• _Consegna_
Stabilisci se le affermazioni 1., 2. e 3. concordano con il testo sull'ADUO; per ciascuna rispondi sì o no e riporta tra virgolette le parole decisive del testo. 1. La FIA ha concesso omologazioni aggiuntive ad almeno un produttore di unità di potenza. 2. Il meccanismo ADUO riguarda i costruttori di motori termici con un deficit pari o superiore al 2% rispetto all'unità di riferimento. 3. Il terzo periodo di revisione ADUO del 2026 comprende le gare dal GP d'Olanda al GP del Messico.

• _Brano di lettura_
La Federazione Internazionale (FIA) ha ufficializzato i risultati delle prime due analisi relative all'ADUO (Additional Development and Upgrade Opportunities), il meccanismo introdotto nel regolamento 2026 per concedere sviluppo extra ai costruttori di motori termici (ICE) che accusano un deficit pari o superiore al 2% rispetto all'unità di riferimento.

Foto di copertina di Luca Martini / WHYOUT Images
Non è stata concessa alcuna omologazione aggiuntiva a nessuno dei produttori di unità di potenza. Data la natura confidenziale di queste informazioni, non verranno comunicati ulteriori dettagli sulle misurazioni degli indici di prestazione delle unità di potenza.
Nessun aggiornamento sulla Red Bull, che si conferma il team "migliore" e senza alcun bisogno di aiuti extra. Una decisione che crea non pochi trambusti nel paddock, ma Tombazis ribadisce con insistenza l'ottimo lavoro svolto dai tecnici.
"La FIA ha condotto un'analisi approfondita ed esaustiva nell'ambito del nostro processo di revisione ADUO. Con la pubblicazione dei risultati del periodo 2, siamo fiduciosi che, data la qualità dei dati, l'analisi sia estremamente solida, il che ci dà un alto livello di fiducia nelle nostre conclusioni. Dobbiamo inoltre rispettare la riservatezza e la proprietà intellettuale dei team e dei loro costruttori di power unit nella divulgazione di qualsiasi dettaglio derivante dai risultati. Questo è il primo anno di ADUO, quindi naturalmente ci sono aree che potremmo sviluppare nel tempo, in accordo con tutti i produttori di PU."
Il terzo periodo di revisione ADUO del 2026 riguarderà le gare dalla dodicesima alla diciottesima tappa (dal GP d'Olanda al GP del Messico).

• _Dati forniti_

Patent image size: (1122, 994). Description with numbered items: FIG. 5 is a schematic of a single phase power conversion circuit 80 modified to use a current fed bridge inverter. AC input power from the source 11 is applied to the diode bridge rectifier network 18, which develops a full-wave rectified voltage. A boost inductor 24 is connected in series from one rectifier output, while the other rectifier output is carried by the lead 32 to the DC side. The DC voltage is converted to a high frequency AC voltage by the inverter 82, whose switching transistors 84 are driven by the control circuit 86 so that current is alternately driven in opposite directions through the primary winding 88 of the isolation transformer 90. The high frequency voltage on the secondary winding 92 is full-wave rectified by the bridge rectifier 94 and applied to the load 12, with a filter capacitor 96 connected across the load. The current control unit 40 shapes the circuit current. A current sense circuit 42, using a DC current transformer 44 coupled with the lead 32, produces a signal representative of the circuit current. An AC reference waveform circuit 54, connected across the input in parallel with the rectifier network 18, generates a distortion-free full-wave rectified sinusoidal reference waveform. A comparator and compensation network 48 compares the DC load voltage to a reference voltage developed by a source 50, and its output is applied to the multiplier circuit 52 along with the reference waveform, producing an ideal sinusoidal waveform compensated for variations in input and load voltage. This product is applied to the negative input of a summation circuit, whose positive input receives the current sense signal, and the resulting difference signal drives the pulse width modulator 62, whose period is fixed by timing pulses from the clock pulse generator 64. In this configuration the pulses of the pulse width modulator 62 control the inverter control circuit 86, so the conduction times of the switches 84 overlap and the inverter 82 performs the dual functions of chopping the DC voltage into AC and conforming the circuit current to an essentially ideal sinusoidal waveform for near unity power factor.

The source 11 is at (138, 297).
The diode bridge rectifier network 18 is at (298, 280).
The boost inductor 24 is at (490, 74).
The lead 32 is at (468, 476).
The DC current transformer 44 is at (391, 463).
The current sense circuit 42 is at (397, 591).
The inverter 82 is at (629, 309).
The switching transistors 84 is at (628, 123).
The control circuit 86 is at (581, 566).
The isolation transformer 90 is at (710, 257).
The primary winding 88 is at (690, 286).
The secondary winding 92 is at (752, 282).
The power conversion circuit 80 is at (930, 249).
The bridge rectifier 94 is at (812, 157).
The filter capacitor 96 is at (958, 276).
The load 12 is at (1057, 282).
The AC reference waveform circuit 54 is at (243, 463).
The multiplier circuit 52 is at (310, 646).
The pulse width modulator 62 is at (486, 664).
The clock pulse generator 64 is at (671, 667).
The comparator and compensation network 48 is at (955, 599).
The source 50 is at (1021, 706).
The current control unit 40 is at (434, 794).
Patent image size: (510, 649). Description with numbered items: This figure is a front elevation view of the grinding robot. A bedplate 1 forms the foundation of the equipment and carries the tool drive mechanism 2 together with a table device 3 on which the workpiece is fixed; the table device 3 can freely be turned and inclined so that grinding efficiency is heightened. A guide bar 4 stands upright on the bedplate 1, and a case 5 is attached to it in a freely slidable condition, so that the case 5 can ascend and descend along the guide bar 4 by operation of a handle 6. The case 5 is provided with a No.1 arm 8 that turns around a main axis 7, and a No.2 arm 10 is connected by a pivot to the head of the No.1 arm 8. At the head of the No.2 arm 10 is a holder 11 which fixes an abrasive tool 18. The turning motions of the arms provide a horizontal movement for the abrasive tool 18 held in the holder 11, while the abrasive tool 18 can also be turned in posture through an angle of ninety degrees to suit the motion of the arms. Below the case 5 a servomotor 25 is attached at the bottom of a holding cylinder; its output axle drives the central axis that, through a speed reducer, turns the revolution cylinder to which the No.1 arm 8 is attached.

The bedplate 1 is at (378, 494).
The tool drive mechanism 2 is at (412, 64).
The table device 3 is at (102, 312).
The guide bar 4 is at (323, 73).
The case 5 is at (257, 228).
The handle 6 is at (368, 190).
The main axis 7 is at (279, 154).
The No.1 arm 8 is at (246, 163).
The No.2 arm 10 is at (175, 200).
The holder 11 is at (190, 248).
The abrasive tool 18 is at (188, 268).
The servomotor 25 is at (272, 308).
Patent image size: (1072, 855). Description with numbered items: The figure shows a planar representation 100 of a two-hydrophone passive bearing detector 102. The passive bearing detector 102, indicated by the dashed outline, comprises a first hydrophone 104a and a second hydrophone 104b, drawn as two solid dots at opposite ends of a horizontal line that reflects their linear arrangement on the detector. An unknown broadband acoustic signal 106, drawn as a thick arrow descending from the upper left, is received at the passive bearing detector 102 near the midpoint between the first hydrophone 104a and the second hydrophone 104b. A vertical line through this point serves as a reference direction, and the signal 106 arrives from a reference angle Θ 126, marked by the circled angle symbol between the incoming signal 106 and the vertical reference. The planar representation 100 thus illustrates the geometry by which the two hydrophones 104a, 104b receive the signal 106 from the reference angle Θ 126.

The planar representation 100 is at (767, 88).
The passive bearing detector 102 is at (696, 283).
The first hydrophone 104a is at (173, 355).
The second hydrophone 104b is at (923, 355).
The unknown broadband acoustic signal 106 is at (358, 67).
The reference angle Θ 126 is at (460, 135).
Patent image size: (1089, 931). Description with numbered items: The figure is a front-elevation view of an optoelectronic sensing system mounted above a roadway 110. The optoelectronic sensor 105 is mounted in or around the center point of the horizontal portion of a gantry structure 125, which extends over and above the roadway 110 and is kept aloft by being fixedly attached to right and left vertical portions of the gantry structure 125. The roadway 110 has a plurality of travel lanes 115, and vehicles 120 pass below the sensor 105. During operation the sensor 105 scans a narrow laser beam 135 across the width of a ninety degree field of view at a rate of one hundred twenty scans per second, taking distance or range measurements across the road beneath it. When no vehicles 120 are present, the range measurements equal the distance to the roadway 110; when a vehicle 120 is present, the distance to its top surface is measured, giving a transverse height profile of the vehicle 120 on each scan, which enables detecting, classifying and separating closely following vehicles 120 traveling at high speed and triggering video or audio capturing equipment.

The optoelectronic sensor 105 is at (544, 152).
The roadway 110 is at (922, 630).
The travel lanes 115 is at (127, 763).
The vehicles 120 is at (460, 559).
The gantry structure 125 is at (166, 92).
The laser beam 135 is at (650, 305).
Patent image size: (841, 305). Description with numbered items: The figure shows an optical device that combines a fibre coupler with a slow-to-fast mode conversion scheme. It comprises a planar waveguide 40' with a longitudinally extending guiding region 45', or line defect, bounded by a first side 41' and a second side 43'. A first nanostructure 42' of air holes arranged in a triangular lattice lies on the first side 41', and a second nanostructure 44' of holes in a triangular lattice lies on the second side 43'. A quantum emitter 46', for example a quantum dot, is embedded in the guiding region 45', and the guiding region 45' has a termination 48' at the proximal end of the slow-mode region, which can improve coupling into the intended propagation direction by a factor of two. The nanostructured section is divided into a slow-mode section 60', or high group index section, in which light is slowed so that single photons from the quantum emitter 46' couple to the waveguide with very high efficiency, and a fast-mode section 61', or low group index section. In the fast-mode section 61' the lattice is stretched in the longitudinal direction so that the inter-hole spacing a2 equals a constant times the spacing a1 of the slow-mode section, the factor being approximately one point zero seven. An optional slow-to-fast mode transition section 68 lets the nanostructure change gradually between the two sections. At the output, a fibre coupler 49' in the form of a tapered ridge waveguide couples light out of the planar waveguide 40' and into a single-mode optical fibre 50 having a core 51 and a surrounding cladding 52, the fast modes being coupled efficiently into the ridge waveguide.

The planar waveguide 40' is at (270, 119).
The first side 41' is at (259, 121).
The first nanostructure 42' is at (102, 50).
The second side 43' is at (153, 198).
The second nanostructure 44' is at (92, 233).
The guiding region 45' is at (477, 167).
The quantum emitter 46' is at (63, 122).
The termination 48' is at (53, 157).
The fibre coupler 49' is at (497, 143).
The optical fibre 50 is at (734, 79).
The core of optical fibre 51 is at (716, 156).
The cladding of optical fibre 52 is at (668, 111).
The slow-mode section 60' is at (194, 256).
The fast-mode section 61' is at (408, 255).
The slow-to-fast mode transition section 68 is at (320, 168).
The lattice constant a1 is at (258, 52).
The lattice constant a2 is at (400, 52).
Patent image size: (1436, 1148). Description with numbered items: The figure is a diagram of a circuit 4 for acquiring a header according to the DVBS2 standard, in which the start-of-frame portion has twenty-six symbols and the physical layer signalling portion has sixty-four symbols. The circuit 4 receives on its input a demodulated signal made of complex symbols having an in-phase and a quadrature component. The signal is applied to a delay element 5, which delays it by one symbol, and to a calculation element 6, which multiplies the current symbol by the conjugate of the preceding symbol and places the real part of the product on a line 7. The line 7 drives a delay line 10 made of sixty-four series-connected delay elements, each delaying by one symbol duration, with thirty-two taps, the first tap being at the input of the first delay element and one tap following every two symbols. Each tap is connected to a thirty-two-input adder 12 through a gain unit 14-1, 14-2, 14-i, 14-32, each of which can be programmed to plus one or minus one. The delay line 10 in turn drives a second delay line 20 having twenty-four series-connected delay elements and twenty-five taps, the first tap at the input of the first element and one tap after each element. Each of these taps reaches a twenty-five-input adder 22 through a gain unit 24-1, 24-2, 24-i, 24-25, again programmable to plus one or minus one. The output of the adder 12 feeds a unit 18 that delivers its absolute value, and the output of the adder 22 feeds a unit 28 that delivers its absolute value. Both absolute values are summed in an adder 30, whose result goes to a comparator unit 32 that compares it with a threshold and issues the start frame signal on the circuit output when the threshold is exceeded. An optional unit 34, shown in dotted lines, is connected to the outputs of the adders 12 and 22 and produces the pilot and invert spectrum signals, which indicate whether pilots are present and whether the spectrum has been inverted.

• _Soluzione_
1. No: "Non è stata concessa alcuna omologazione aggiuntiva a nessuno dei produttori di unità di potenza."
2. Sì: "per concedere sviluppo extra ai costruttori di motori termici (ICE) che accusano un deficit pari o superiore al 2% rispetto all'unità di riferimento"
3. Sì: "riguarderà le gare dalla dodicesima alla diciottesima tappa (dal GP d'Olanda al GP del Messico)"